■ Task requirements: What number of lines contain the word "Definitions"? Reply with the number and nothing else.

■ Records:

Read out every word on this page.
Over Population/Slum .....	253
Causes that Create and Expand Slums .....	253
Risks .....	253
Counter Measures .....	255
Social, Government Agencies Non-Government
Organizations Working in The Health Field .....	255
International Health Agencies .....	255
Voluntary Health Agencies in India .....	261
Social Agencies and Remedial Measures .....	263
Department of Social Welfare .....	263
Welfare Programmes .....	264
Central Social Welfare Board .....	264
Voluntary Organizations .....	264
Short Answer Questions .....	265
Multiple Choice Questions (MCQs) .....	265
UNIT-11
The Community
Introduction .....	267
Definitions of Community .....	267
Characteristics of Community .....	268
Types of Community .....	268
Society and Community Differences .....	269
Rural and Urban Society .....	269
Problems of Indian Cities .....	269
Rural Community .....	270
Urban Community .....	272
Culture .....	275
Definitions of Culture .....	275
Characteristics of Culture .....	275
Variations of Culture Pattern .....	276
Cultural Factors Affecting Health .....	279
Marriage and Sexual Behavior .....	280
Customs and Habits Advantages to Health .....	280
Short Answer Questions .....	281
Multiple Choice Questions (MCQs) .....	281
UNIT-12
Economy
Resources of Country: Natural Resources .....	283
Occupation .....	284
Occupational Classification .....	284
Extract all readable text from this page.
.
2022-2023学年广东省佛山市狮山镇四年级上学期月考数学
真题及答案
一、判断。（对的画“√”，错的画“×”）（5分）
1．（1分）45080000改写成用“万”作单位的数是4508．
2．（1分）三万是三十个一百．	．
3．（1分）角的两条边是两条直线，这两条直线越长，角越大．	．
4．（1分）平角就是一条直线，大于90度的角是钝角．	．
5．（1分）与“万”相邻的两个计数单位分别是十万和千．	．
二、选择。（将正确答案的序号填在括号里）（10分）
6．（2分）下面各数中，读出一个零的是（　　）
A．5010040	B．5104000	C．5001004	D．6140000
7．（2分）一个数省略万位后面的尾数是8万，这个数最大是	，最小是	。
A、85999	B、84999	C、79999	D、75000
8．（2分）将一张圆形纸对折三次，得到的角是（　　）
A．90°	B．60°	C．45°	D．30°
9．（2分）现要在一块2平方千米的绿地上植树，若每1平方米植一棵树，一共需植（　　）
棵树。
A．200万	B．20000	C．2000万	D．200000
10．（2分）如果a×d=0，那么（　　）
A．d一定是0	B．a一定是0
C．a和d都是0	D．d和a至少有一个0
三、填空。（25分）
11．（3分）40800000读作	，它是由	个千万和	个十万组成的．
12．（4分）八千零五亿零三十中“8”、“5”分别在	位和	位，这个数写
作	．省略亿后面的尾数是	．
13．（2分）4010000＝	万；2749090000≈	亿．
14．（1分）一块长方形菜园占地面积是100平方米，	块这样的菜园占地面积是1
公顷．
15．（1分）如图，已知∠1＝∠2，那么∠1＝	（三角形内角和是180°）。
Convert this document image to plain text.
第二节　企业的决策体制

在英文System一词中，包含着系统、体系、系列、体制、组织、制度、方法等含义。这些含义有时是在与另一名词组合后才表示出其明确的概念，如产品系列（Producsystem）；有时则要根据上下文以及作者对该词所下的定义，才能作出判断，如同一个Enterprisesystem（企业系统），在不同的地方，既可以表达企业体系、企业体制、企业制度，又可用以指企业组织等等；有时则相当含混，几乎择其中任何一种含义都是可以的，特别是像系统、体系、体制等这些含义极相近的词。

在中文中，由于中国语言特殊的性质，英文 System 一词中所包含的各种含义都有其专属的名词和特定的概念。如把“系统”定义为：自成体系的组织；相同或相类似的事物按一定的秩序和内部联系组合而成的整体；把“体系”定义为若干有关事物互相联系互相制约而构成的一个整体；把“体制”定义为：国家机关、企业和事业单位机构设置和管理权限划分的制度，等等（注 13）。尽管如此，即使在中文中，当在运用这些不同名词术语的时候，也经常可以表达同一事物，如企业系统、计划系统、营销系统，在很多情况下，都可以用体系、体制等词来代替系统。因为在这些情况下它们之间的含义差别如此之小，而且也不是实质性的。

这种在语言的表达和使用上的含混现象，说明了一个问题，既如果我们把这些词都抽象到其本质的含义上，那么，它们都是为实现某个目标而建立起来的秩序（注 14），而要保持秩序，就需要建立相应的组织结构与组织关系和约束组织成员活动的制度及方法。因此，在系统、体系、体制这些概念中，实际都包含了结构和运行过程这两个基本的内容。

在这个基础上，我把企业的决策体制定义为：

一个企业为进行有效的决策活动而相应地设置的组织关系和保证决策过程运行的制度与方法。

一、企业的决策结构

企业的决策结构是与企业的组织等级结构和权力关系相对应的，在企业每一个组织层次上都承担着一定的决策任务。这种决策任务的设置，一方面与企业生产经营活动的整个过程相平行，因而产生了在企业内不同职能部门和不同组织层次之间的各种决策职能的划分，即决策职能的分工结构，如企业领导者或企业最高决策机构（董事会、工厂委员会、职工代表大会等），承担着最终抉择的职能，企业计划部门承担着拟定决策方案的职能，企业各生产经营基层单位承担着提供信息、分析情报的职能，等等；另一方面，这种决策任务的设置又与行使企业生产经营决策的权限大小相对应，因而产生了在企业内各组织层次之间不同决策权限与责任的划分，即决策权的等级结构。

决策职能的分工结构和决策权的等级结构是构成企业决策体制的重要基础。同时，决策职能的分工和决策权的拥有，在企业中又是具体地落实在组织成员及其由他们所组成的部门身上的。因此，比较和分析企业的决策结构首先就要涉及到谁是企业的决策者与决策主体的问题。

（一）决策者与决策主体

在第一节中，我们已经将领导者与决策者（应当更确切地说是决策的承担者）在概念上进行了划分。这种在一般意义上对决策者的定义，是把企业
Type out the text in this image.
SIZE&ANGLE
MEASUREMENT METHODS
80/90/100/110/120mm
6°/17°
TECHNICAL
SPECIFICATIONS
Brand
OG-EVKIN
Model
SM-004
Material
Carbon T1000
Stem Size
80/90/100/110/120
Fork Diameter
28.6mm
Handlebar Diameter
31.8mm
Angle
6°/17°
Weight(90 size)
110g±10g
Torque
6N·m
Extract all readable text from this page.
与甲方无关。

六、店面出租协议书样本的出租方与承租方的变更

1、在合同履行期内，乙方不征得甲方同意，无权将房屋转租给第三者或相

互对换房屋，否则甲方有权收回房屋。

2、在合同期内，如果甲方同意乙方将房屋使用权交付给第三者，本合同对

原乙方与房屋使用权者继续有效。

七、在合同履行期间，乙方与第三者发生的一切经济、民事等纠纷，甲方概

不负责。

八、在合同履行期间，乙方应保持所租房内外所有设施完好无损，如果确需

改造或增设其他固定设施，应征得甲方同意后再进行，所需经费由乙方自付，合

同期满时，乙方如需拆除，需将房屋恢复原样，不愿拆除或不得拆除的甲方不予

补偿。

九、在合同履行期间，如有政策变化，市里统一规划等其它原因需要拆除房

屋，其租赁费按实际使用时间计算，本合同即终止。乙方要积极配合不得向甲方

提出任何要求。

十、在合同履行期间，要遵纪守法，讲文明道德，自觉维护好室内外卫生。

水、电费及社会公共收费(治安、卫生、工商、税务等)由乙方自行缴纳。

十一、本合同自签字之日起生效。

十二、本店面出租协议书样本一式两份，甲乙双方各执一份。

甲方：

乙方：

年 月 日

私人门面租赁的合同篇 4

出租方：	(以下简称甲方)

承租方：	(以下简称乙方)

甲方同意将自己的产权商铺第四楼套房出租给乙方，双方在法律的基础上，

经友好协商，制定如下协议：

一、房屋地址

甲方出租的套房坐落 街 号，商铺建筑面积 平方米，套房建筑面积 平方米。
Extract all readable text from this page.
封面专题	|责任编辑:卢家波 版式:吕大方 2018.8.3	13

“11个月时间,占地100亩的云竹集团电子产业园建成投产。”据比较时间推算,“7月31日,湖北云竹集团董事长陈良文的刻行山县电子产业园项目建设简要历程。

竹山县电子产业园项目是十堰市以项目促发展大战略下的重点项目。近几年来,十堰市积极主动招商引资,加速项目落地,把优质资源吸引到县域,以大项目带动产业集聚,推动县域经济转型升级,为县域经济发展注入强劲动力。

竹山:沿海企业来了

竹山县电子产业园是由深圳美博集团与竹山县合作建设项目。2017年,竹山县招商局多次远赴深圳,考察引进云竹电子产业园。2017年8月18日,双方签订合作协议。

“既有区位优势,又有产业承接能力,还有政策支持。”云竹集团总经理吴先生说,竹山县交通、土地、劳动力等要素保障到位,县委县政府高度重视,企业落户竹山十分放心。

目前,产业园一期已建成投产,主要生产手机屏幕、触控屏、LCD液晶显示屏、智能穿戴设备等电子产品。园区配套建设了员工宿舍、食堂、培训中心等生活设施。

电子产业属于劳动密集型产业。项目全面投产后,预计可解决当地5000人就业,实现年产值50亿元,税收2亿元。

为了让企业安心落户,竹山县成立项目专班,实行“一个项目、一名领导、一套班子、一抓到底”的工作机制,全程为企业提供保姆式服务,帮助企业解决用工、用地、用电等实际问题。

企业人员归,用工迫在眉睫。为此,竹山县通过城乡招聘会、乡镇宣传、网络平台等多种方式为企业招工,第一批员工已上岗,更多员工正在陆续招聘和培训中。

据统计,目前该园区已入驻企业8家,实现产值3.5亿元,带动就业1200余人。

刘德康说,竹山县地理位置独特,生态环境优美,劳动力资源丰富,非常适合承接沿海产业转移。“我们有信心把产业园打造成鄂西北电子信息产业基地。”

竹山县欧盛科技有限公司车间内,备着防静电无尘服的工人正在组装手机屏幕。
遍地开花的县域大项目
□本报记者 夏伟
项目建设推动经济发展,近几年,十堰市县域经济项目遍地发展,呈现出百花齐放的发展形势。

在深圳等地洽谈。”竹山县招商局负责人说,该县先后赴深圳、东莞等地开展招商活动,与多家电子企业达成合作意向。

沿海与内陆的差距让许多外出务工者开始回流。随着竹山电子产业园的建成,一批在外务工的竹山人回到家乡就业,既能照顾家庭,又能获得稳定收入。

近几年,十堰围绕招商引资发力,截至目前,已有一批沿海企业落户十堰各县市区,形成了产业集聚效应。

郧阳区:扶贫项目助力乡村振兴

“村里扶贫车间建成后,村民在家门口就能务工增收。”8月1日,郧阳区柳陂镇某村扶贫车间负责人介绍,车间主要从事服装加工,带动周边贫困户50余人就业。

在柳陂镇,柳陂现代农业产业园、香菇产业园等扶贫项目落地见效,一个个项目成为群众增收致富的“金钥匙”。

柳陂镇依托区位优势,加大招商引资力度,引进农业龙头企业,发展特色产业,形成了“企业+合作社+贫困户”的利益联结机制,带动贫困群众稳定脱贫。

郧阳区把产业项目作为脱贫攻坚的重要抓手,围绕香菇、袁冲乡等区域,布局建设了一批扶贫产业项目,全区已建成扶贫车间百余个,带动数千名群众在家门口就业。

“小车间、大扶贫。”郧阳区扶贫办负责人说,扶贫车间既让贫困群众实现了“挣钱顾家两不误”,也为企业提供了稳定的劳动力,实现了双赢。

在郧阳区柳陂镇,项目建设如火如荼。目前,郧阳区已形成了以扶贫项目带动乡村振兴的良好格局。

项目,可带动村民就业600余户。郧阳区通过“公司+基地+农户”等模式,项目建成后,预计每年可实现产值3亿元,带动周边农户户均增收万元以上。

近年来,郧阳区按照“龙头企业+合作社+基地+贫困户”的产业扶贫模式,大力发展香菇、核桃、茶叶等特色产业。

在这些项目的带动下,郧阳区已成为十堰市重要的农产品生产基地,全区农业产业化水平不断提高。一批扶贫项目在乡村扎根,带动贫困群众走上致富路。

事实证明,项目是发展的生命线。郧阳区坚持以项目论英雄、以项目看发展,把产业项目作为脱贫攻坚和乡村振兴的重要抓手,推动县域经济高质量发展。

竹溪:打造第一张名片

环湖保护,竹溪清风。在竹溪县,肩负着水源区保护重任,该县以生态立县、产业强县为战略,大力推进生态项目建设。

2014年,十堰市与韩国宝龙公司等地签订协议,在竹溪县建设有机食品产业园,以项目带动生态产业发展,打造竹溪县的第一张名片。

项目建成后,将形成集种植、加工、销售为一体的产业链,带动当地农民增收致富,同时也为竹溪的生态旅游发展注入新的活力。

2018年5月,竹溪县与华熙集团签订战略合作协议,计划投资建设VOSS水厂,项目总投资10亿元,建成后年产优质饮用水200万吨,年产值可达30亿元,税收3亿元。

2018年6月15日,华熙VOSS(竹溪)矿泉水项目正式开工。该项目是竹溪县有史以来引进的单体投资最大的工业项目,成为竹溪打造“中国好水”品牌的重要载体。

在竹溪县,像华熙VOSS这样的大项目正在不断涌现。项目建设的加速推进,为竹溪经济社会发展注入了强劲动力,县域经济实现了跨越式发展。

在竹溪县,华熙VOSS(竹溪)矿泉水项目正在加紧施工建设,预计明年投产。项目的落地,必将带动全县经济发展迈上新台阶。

■ Reply to the task: 2